TASK DIRECTIONS: Each line that follows is to be retyped exactly.

ENTRIES SUPPLIED:
## start
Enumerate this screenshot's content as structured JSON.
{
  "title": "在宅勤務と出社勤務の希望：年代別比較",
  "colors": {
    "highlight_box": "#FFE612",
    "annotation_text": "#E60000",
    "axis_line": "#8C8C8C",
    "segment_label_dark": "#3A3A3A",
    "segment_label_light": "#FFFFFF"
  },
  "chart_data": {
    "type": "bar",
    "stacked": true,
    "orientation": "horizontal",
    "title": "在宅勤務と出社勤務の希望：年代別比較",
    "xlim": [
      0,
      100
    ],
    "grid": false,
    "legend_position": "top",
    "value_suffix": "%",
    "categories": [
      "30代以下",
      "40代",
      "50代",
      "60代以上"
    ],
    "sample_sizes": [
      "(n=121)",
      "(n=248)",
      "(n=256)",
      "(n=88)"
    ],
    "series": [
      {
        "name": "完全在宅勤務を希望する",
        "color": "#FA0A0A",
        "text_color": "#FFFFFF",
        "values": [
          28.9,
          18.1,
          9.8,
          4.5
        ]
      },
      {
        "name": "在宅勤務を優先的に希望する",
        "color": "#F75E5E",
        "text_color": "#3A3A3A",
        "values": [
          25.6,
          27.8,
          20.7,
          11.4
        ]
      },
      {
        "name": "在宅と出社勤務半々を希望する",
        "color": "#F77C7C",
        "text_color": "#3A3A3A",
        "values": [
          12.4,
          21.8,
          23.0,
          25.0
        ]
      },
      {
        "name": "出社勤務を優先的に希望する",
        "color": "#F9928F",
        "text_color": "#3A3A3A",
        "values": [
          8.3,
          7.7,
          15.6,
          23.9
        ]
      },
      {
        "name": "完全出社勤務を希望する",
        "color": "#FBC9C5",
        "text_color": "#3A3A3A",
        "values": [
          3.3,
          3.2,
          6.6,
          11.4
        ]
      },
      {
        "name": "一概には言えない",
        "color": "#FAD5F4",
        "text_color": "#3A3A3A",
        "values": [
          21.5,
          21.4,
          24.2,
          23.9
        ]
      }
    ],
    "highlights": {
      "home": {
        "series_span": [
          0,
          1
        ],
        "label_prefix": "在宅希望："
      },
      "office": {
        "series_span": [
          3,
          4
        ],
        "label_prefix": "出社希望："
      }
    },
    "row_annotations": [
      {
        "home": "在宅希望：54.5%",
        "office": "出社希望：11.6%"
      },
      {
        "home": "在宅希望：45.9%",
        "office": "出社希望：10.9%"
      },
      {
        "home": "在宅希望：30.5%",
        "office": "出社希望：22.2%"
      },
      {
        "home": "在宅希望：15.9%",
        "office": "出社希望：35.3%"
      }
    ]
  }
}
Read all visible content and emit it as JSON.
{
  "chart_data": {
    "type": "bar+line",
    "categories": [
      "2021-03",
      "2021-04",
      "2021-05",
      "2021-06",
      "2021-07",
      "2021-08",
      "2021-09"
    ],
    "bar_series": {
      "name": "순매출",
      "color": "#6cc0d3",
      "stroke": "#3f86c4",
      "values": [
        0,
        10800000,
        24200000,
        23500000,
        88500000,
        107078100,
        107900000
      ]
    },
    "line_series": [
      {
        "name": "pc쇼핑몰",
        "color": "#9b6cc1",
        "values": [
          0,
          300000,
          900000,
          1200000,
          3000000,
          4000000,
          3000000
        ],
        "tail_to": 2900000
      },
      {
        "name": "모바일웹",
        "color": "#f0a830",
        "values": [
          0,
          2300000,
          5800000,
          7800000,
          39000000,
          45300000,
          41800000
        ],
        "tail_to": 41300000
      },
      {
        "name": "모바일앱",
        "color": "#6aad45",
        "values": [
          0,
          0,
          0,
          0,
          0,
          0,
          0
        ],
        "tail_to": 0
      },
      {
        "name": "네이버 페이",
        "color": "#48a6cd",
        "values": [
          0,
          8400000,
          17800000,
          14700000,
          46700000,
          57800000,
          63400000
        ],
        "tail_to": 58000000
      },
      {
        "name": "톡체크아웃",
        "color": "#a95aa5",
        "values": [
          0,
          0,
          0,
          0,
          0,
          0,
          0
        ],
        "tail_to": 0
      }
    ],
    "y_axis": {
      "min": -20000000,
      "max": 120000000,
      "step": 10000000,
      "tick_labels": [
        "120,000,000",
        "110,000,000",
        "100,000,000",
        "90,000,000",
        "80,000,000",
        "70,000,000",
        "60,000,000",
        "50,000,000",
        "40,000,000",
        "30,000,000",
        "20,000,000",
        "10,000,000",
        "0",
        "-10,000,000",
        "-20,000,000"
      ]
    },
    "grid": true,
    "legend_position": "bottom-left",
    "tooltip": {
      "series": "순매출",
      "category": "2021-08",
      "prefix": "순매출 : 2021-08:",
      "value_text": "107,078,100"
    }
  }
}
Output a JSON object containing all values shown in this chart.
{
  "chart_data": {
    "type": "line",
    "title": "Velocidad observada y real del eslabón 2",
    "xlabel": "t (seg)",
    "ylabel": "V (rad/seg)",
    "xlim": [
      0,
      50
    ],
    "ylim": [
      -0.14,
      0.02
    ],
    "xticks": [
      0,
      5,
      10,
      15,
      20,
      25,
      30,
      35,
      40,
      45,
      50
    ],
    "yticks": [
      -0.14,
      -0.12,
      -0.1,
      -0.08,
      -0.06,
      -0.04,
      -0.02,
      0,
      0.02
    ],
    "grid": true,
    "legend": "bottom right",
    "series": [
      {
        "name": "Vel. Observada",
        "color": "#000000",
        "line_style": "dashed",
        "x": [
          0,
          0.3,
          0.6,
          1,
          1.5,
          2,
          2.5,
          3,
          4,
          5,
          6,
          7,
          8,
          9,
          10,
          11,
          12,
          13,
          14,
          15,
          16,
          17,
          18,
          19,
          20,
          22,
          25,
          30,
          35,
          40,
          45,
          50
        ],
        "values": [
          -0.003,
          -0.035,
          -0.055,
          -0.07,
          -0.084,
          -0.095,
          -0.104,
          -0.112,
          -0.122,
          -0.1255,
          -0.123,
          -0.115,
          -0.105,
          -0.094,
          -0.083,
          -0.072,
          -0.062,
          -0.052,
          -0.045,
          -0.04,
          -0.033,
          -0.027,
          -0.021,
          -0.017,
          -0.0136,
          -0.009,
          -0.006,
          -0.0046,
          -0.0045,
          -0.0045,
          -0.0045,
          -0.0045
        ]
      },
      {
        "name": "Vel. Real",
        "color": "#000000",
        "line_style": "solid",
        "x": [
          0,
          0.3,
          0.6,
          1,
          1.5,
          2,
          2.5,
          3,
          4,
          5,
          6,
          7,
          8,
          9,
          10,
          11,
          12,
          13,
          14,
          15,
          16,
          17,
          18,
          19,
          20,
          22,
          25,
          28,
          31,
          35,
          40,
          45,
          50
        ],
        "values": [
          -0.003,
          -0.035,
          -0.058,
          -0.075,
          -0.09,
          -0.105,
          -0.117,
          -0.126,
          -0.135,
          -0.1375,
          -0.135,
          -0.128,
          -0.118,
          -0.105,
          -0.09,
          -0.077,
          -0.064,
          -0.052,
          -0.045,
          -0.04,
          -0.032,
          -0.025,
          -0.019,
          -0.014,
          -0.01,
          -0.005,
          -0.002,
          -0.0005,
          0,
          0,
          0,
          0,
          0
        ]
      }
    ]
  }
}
## end
WRITTEN SOLUTION:
Enumerate this screenshot's content as structured JSON.
{
  "title": "在宅勤務と出社勤務の希望：年代別比較",
  "colors": {
    "highlight_box": "#FFE612",
    "annotation_text": "#E60000",
    "axis_line": "#8C8C8C",
    "segment_label_dark": "#3A3A3A",
    "segment_label_light": "#FFFFFF"
  },
  "chart_data": {
    "type": "bar",
    "stacked": true,
    "orientation": "horizontal",
    "title": "在宅勤務と出社勤務の希望：年代別比較",
    "xlim": [
      0,
      100
    ],
    "grid": false,
    "legend_position": "top",
    "value_suffix": "%",
    "categories": [
      "30代以下",
      "40代",
      "50代",
      "60代以上"
    ],
    "sample_sizes": [
      "(n=121)",
      "(n=248)",
      "(n=256)",
      "(n=88)"
    ],
    "series": [
      {
        "name": "完全在宅勤務を希望する",
        "color": "#FA0A0A",
        "text_color": "#FFFFFF",
        "values": [
          28.9,
          18.1,
          9.8,
          4.5
        ]
      },
      {
        "name": "在宅勤務を優先的に希望する",
        "color": "#F75E5E",
        "text_color": "#3A3A3A",
        "values": [
          25.6,
          27.8,
          20.7,
          11.4
        ]
      },
      {
        "name": "在宅と出社勤務半々を希望する",
        "color": "#F77C7C",
        "text_color": "#3A3A3A",
        "values": [
          12.4,
          21.8,
          23.0,
          25.0
        ]
      },
      {
        "name": "出社勤務を優先的に希望する",
        "color": "#F9928F",
        "text_color": "#3A3A3A",
        "values": [
          8.3,
          7.7,
          15.6,
          23.9
        ]
      },
      {
        "name": "完全出社勤務を希望する",
        "color": "#FBC9C5",
        "text_color": "#3A3A3A",
        "values": [
          3.3,
          3.2,
          6.6,
          11.4
        ]
      },
      {
        "name": "一概には言えない",
        "color": "#FAD5F4",
        "text_color": "#3A3A3A",
        "values": [
          21.5,
          21.4,
          24.2,
          23.9
        ]
      }
    ],
    "highlights": {
      "home": {
        "series_span": [
          0,
          1
        ],
        "label_prefix": "在宅希望："
      },
      "office": {
        "series_span": [
          3,
          4
        ],
        "label_prefix": "出社希望："
      }
    },
    "row_annotations": [
      {
        "home": "在宅希望：54.5%",
        "office": "出社希望：11.6%"
      },
      {
        "home": "在宅希望：45.9%",
        "office": "出社希望：10.9%"
      },
      {
        "home": "在宅希望：30.5%",
        "office": "出社希望：22.2%"
      },
      {
        "home": "在宅希望：15.9%",
        "office": "出社希望：35.3%"
      }
    ]
  }
}
Read all visible content and emit it as JSON.
{
  "chart_data": {
    "type": "bar+line",
    "categories": [
      "2021-03",
      "2021-04",
      "2021-05",
      "2021-06",
      "2021-07",
      "2021-08",
      "2021-09"
    ],
    "bar_series": {
      "name": "순매출",
      "color": "#6cc0d3",
      "stroke": "#3f86c4",
      "values": [
        0,
        10800000,
        24200000,
        23500000,
        88500000,
        107078100,
        107900000
      ]
    },
    "line_series": [
      {
        "name": "pc쇼핑몰",
        "color": "#9b6cc1",
        "values": [
          0,
          300000,
          900000,
          1200000,
          3000000,
          4000000,
          3000000
        ],
        "tail_to": 2900000
      },
      {
        "name": "모바일웹",
        "color": "#f0a830",
        "values": [
          0,
          2300000,
          5800000,
          7800000,
          39000000,
          45300000,
          41800000
        ],
        "tail_to": 41300000
      },
      {
        "name": "모바일앱",
        "color": "#6aad45",
        "values": [
          0,
          0,
          0,
          0,
          0,
          0,
          0
        ],
        "tail_to": 0
      },
      {
        "name": "네이버 페이",
        "color": "#48a6cd",
        "values": [
          0,
          8400000,
          17800000,
          14700000,
          46700000,
          57800000,
          63400000
        ],
        "tail_to": 58000000
      },
      {
        "name": "톡체크아웃",
        "color": "#a95aa5",
        "values": [
          0,
          0,
          0,
          0,
          0,
          0,
          0
        ],
        "tail_to": 0
      }
    ],
    "y_axis": {
      "min": -20000000,
      "max": 120000000,
      "step": 10000000,
      "tick_labels": [
        "120,000,000",
        "110,000,000",
        "100,000,000",
        "90,000,000",
        "80,000,000",
        "70,000,000",
        "60,000,000",
        "50,000,000",
        "40,000,000",
        "30,000,000",
        "20,000,000",
        "10,000,000",
        "0",
        "-10,000,000",
        "-20,000,000"
      ]
    },
    "grid": true,
    "legend_position": "bottom-left",
    "tooltip": {
      "series": "순매출",
      "category": "2021-08",
      "prefix": "순매출 : 2021-08:",
      "value_text": "107,078,100"
    }
  }
}
Output a JSON object containing all values shown in this chart.
{
  "chart_data": {
    "type": "line",
    "title": "Velocidad observada y real del eslabón 2",
    "xlabel": "t (seg)",
    "ylabel": "V (rad/seg)",
    "xlim": [
      0,
      50
    ],
    "ylim": [
      -0.14,
      0.02
    ],
    "xticks": [
      0,
      5,
      10,
      15,
      20,
      25,
      30,
      35,
      40,
      45,
      50
    ],
    "yticks": [
      -0.14,
      -0.12,
      -0.1,
      -0.08,
      -0.06,
      -0.04,
      -0.02,
      0,
      0.02
    ],
    "grid": true,
    "legend": "bottom right",
    "series": [
      {
        "name": "Vel. Observada",
        "color": "#000000",
        "line_style": "dashed",
        "x": [
          0,
          0.3,
          0.6,
          1,
          1.5,
          2,
          2.5,
          3,
          4,
          5,
          6,
          7,
          8,
          9,
          10,
          11,
          12,
          13,
          14,
          15,
          16,
          17,
          18,
          19,
          20,
          22,
          25,
          30,
          35,
          40,
          45,
          50
        ],
        "values": [
          -0.003,
          -0.035,
          -0.055,
          -0.07,
          -0.084,
          -0.095,
          -0.104,
          -0.112,
          -0.122,
          -0.1255,
          -0.123,
          -0.115,
          -0.105,
          -0.094,
          -0.083,
          -0.072,
          -0.062,
          -0.052,
          -0.045,
          -0.04,
          -0.033,
          -0.027,
          -0.021,
          -0.017,
          -0.0136,
          -0.009,
          -0.006,
          -0.0046,
          -0.0045,
          -0.0045,
          -0.0045,
          -0.0045
        ]
      },
      {
        "name": "Vel. Real",
        "color": "#000000",
        "line_style": "solid",
        "x": [
          0,
          0.3,
          0.6,
          1,
          1.5,
          2,
          2.5,
          3,
          4,
          5,
          6,
          7,
          8,
          9,
          10,
          11,
          12,
          13,
          14,
          15,
          16,
          17,
          18,
          19,
          20,
          22,
          25,
          28,
          31,
          35,
          40,
          45,
          50
        ],
        "values": [
          -0.003,
          -0.035,
          -0.058,
          -0.075,
          -0.09,
          -0.105,
          -0.117,
          -0.126,
          -0.135,
          -0.1375,
          -0.135,
          -0.128,
          -0.118,
          -0.105,
          -0.09,
          -0.077,
          -0.064,
          -0.052,
          -0.045,
          -0.04,
          -0.032,
          -0.025,
          -0.019,
          -0.014,
          -0.01,
          -0.005,
          -0.002,
          -0.0005,
          0,
          0,
          0,
          0,
          0
        ]
      }
    ]
  }
}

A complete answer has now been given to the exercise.